++++ LISTED RECORDS ++++
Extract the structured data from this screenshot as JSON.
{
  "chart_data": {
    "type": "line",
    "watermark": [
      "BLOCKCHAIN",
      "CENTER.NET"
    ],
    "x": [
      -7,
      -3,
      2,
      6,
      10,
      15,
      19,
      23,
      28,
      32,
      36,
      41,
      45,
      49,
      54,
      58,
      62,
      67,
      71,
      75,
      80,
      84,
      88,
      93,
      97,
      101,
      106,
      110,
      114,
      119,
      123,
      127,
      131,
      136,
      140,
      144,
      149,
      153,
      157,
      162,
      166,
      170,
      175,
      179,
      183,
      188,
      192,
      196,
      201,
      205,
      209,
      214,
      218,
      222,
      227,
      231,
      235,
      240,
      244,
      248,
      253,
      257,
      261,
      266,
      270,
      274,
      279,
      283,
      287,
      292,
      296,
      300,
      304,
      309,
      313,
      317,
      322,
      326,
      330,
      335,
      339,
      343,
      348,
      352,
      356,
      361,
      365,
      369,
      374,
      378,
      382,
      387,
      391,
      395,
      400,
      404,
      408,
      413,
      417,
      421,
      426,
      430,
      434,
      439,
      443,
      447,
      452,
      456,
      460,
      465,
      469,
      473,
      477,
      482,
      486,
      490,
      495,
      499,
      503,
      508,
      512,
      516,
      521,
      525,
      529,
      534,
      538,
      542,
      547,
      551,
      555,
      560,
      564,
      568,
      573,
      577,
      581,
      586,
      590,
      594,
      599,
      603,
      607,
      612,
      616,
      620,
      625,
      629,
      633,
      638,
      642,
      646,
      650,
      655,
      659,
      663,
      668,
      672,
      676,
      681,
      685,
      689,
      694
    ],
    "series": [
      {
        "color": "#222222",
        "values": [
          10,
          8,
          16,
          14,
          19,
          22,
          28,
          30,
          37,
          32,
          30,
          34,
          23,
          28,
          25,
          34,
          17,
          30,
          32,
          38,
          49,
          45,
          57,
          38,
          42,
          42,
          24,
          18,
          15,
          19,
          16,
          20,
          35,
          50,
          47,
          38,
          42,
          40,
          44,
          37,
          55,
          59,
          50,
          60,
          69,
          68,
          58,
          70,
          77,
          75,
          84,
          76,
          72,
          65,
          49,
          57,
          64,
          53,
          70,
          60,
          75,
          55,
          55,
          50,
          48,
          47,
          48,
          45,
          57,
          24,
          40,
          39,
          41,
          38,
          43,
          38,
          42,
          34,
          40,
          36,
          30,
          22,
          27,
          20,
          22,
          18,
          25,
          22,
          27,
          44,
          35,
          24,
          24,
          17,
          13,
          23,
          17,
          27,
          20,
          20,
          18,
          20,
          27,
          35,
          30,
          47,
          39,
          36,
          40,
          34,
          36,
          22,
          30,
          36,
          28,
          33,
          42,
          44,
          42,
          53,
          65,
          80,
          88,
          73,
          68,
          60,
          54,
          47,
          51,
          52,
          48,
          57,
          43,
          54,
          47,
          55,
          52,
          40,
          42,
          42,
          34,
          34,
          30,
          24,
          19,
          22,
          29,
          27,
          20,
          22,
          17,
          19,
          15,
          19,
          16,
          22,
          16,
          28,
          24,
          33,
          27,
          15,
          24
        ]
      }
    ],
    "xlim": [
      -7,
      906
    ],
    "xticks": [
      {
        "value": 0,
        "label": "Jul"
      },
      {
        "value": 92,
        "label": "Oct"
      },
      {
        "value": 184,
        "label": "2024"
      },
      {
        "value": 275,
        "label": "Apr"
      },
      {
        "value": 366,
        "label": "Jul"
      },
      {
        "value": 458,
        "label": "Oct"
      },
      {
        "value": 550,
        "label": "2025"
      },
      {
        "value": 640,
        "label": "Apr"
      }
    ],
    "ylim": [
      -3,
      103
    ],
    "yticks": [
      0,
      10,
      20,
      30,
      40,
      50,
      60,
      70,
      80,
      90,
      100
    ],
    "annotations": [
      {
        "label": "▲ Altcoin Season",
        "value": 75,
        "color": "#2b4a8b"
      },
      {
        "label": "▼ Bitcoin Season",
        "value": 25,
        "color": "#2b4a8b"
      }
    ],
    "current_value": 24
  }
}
++++
## AIM
Print every record exactly as it was given.

## TASK OUTPUT
Extract the structured data from this screenshot as JSON.
{
  "chart_data": {
    "type": "line",
    "watermark": [
      "BLOCKCHAIN",
      "CENTER.NET"
    ],
    "x": [
      -7,
      -3,
      2,
      6,
      10,
      15,
      19,
      23,
      28,
      32,
      36,
      41,
      45,
      49,
      54,
      58,
      62,
      67,
      71,
      75,
      80,
      84,
      88,
      93,
      97,
      101,
      106,
      110,
      114,
      119,
      123,
      127,
      131,
      136,
      140,
      144,
      149,
      153,
      157,
      162,
      166,
      170,
      175,
      179,
      183,
      188,
      192,
      196,
      201,
      205,
      209,
      214,
      218,
      222,
      227,
      231,
      235,
      240,
      244,
      248,
      253,
      257,
      261,
      266,
      270,
      274,
      279,
      283,
      287,
      292,
      296,
      300,
      304,
      309,
      313,
      317,
      322,
      326,
      330,
      335,
      339,
      343,
      348,
      352,
      356,
      361,
      365,
      369,
      374,
      378,
      382,
      387,
      391,
      395,
      400,
      404,
      408,
      413,
      417,
      421,
      426,
      430,
      434,
      439,
      443,
      447,
      452,
      456,
      460,
      465,
      469,
      473,
      477,
      482,
      486,
      490,
      495,
      499,
      503,
      508,
      512,
      516,
      521,
      525,
      529,
      534,
      538,
      542,
      547,
      551,
      555,
      560,
      564,
      568,
      573,
      577,
      581,
      586,
      590,
      594,
      599,
      603,
      607,
      612,
      616,
      620,
      625,
      629,
      633,
      638,
      642,
      646,
      650,
      655,
      659,
      663,
      668,
      672,
      676,
      681,
      685,
      689,
      694
    ],
    "series": [
      {
        "color": "#222222",
        "values": [
          10,
          8,
          16,
          14,
          19,
          22,
          28,
          30,
          37,
          32,
          30,
          34,
          23,
          28,
          25,
          34,
          17,
          30,
          32,
          38,
          49,
          45,
          57,
          38,
          42,
          42,
          24,
          18,
          15,
          19,
          16,
          20,
          35,
          50,
          47,
          38,
          42,
          40,
          44,
          37,
          55,
          59,
          50,
          60,
          69,
          68,
          58,
          70,
          77,
          75,
          84,
          76,
          72,
          65,
          49,
          57,
          64,
          53,
          70,
          60,
          75,
          55,
          55,
          50,
          48,
          47,
          48,
          45,
          57,
          24,
          40,
          39,
          41,
          38,
          43,
          38,
          42,
          34,
          40,
          36,
          30,
          22,
          27,
          20,
          22,
          18,
          25,
          22,
          27,
          44,
          35,
          24,
          24,
          17,
          13,
          23,
          17,
          27,
          20,
          20,
          18,
          20,
          27,
          35,
          30,
          47,
          39,
          36,
          40,
          34,
          36,
          22,
          30,
          36,
          28,
          33,
          42,
          44,
          42,
          53,
          65,
          80,
          88,
          73,
          68,
          60,
          54,
          47,
          51,
          52,
          48,
          57,
          43,
          54,
          47,
          55,
          52,
          40,
          42,
          42,
          34,
          34,
          30,
          24,
          19,
          22,
          29,
          27,
          20,
          22,
          17,
          19,
          15,
          19,
          16,
          22,
          16,
          28,
          24,
          33,
          27,
          15,
          24
        ]
      }
    ],
    "xlim": [
      -7,
      906
    ],
    "xticks": [
      {
        "value": 0,
        "label": "Jul"
      },
      {
        "value": 92,
        "label": "Oct"
      },
      {
        "value": 184,
        "label": "2024"
      },
      {
        "value": 275,
        "label": "Apr"
      },
      {
        "value": 366,
        "label": "Jul"
      },
      {
        "value": 458,
        "label": "Oct"
      },
      {
        "value": 550,
        "label": "2025"
      },
      {
        "value": 640,
        "label": "Apr"
      }
    ],
    "ylim": [
      -3,
      103
    ],
    "yticks": [
      0,
      10,
      20,
      30,
      40,
      50,
      60,
      70,
      80,
      90,
      100
    ],
    "annotations": [
      {
        "label": "▲ Altcoin Season",
        "value": 75,
        "color": "#2b4a8b"
      },
      {
        "label": "▼ Bitcoin Season",
        "value": 25,
        "color": "#2b4a8b"
      }
    ],
    "current_value": 24
  }
}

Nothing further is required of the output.